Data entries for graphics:
....................
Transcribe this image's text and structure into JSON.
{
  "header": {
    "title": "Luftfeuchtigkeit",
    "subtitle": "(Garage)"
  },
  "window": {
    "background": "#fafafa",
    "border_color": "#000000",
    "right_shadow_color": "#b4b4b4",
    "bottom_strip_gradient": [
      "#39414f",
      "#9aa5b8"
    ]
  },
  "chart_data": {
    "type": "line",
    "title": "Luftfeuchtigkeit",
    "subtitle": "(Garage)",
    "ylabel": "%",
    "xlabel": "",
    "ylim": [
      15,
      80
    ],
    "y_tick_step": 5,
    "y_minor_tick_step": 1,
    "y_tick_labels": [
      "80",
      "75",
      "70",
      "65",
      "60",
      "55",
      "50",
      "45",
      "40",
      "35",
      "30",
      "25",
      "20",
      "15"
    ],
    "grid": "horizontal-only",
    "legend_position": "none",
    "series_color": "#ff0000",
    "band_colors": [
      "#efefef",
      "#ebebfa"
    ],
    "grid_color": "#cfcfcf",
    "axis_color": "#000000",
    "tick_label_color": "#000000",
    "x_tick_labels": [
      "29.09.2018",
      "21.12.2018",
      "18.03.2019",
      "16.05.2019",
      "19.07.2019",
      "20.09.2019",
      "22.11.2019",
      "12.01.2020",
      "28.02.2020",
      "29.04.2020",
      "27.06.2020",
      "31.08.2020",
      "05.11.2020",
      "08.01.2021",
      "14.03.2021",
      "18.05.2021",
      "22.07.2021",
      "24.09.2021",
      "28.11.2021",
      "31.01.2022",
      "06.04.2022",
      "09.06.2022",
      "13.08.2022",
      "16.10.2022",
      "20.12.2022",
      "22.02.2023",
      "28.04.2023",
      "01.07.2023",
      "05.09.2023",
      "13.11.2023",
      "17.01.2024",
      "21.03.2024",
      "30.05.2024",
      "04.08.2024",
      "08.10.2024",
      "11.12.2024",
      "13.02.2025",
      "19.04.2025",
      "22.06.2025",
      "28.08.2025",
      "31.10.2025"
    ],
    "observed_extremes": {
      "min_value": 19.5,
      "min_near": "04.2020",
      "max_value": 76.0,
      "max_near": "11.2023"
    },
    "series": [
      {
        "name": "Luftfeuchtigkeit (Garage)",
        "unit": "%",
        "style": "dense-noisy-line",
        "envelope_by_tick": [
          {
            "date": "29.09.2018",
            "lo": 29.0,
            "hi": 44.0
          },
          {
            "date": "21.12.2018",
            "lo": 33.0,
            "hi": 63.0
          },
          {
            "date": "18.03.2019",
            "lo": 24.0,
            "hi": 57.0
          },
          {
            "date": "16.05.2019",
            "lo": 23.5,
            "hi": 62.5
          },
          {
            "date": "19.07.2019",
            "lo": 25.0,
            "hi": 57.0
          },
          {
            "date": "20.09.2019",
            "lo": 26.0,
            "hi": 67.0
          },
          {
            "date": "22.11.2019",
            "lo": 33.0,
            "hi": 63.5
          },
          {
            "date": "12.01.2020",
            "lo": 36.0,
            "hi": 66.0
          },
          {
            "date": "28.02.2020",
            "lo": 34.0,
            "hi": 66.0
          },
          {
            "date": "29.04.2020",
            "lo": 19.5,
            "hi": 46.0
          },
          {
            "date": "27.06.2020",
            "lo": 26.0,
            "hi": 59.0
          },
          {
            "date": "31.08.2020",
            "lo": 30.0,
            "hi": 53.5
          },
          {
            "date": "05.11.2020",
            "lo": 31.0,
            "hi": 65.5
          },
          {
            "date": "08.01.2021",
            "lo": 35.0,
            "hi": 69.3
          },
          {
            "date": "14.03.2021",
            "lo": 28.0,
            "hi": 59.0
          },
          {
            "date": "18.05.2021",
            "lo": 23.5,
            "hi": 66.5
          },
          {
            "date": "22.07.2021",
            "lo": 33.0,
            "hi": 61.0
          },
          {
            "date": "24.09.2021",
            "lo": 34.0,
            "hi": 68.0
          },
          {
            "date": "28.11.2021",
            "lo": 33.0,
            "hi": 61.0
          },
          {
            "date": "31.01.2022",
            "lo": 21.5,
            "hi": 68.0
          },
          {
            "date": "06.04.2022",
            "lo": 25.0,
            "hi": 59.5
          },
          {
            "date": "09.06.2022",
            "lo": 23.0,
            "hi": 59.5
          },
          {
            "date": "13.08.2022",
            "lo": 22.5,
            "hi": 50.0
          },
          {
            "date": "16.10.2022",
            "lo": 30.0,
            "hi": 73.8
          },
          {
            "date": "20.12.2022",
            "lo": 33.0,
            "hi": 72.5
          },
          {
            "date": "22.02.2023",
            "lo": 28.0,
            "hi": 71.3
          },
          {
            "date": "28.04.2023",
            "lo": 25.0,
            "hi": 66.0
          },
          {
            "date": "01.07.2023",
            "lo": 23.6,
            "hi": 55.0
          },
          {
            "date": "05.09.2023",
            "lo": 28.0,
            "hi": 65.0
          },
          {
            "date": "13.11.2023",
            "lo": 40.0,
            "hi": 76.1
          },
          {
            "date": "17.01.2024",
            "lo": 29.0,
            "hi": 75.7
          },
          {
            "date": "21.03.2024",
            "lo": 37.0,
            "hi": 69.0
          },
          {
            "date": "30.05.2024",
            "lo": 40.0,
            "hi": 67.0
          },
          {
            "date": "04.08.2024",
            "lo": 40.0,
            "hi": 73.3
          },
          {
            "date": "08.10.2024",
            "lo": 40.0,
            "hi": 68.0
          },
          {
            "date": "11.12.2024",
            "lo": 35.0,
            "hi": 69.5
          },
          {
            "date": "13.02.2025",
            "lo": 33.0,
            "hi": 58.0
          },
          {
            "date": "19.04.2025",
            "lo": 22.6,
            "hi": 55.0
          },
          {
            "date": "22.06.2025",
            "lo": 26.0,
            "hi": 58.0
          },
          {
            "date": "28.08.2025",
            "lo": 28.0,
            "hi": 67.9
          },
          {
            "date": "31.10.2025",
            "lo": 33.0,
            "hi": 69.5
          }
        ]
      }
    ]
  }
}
....................
What to work on:
Pull out each record as written and restate it exactly.

Exercise result:
Transcribe this image's text and structure into JSON.
{
  "header": {
    "title": "Luftfeuchtigkeit",
    "subtitle": "(Garage)"
  },
  "window": {
    "background": "#fafafa",
    "border_color": "#000000",
    "right_shadow_color": "#b4b4b4",
    "bottom_strip_gradient": [
      "#39414f",
      "#9aa5b8"
    ]
  },
  "chart_data": {
    "type": "line",
    "title": "Luftfeuchtigkeit",
    "subtitle": "(Garage)",
    "ylabel": "%",
    "xlabel": "",
    "ylim": [
      15,
      80
    ],
    "y_tick_step": 5,
    "y_minor_tick_step": 1,
    "y_tick_labels": [
      "80",
      "75",
      "70",
      "65",
      "60",
      "55",
      "50",
      "45",
      "40",
      "35",
      "30",
      "25",
      "20",
      "15"
    ],
    "grid": "horizontal-only",
    "legend_position": "none",
    "series_color": "#ff0000",
    "band_colors": [
      "#efefef",
      "#ebebfa"
    ],
    "grid_color": "#cfcfcf",
    "axis_color": "#000000",
    "tick_label_color": "#000000",
    "x_tick_labels": [
      "29.09.2018",
      "21.12.2018",
      "18.03.2019",
      "16.05.2019",
      "19.07.2019",
      "20.09.2019",
      "22.11.2019",
      "12.01.2020",
      "28.02.2020",
      "29.04.2020",
      "27.06.2020",
      "31.08.2020",
      "05.11.2020",
      "08.01.2021",
      "14.03.2021",
      "18.05.2021",
      "22.07.2021",
      "24.09.2021",
      "28.11.2021",
      "31.01.2022",
      "06.04.2022",
      "09.06.2022",
      "13.08.2022",
      "16.10.2022",
      "20.12.2022",
      "22.02.2023",
      "28.04.2023",
      "01.07.2023",
      "05.09.2023",
      "13.11.2023",
      "17.01.2024",
      "21.03.2024",
      "30.05.2024",
      "04.08.2024",
      "08.10.2024",
      "11.12.2024",
      "13.02.2025",
      "19.04.2025",
      "22.06.2025",
      "28.08.2025",
      "31.10.2025"
    ],
    "observed_extremes": {
      "min_value": 19.5,
      "min_near": "04.2020",
      "max_value": 76.0,
      "max_near": "11.2023"
    },
    "series": [
      {
        "name": "Luftfeuchtigkeit (Garage)",
        "unit": "%",
        "style": "dense-noisy-line",
        "envelope_by_tick": [
          {
            "date": "29.09.2018",
            "lo": 29.0,
            "hi": 44.0
          },
          {
            "date": "21.12.2018",
            "lo": 33.0,
            "hi": 63.0
          },
          {
            "date": "18.03.2019",
            "lo": 24.0,
            "hi": 57.0
          },
          {
            "date": "16.05.2019",
            "lo": 23.5,
            "hi": 62.5
          },
          {
            "date": "19.07.2019",
            "lo": 25.0,
            "hi": 57.0
          },
          {
            "date": "20.09.2019",
            "lo": 26.0,
            "hi": 67.0
          },
          {
            "date": "22.11.2019",
            "lo": 33.0,
            "hi": 63.5
          },
          {
            "date": "12.01.2020",
            "lo": 36.0,
            "hi": 66.0
          },
          {
            "date": "28.02.2020",
            "lo": 34.0,
            "hi": 66.0
          },
          {
            "date": "29.04.2020",
            "lo": 19.5,
            "hi": 46.0
          },
          {
            "date": "27.06.2020",
            "lo": 26.0,
            "hi": 59.0
          },
          {
            "date": "31.08.2020",
            "lo": 30.0,
            "hi": 53.5
          },
          {
            "date": "05.11.2020",
            "lo": 31.0,
            "hi": 65.5
          },
          {
            "date": "08.01.2021",
            "lo": 35.0,
            "hi": 69.3
          },
          {
            "date": "14.03.2021",
            "lo": 28.0,
            "hi": 59.0
          },
          {
            "date": "18.05.2021",
            "lo": 23.5,
            "hi": 66.5
          },
          {
            "date": "22.07.2021",
            "lo": 33.0,
            "hi": 61.0
          },
          {
            "date": "24.09.2021",
            "lo": 34.0,
            "hi": 68.0
          },
          {
            "date": "28.11.2021",
            "lo": 33.0,
            "hi": 61.0
          },
          {
            "date": "31.01.2022",
            "lo": 21.5,
            "hi": 68.0
          },
          {
            "date": "06.04.2022",
            "lo": 25.0,
            "hi": 59.5
          },
          {
            "date": "09.06.2022",
            "lo": 23.0,
            "hi": 59.5
          },
          {
            "date": "13.08.2022",
            "lo": 22.5,
            "hi": 50.0
          },
          {
            "date": "16.10.2022",
            "lo": 30.0,
            "hi": 73.8
          },
          {
            "date": "20.12.2022",
            "lo": 33.0,
            "hi": 72.5
          },
          {
            "date": "22.02.2023",
            "lo": 28.0,
            "hi": 71.3
          },
          {
            "date": "28.04.2023",
            "lo": 25.0,
            "hi": 66.0
          },
          {
            "date": "01.07.2023",
            "lo": 23.6,
            "hi": 55.0
          },
          {
            "date": "05.09.2023",
            "lo": 28.0,
            "hi": 65.0
          },
          {
            "date": "13.11.2023",
            "lo": 40.0,
            "hi": 76.1
          },
          {
            "date": "17.01.2024",
            "lo": 29.0,
            "hi": 75.7
          },
          {
            "date": "21.03.2024",
            "lo": 37.0,
            "hi": 69.0
          },
          {
            "date": "30.05.2024",
            "lo": 40.0,
            "hi": 67.0
          },
          {
            "date": "04.08.2024",
            "lo": 40.0,
            "hi": 73.3
          },
          {
            "date": "08.10.2024",
            "lo": 40.0,
            "hi": 68.0
          },
          {
            "date": "11.12.2024",
            "lo": 35.0,
            "hi": 69.5
          },
          {
            "date": "13.02.2025",
            "lo": 33.0,
            "hi": 58.0
          },
          {
            "date": "19.04.2025",
            "lo": 22.6,
            "hi": 55.0
          },
          {
            "date": "22.06.2025",
            "lo": 26.0,
            "hi": 58.0
          },
          {
            "date": "28.08.2025",
            "lo": 28.0,
            "hi": 67.9
          },
          {
            "date": "31.10.2025",
            "lo": 33.0,
            "hi": 69.5
          }
        ]
      }
    ]
  }
}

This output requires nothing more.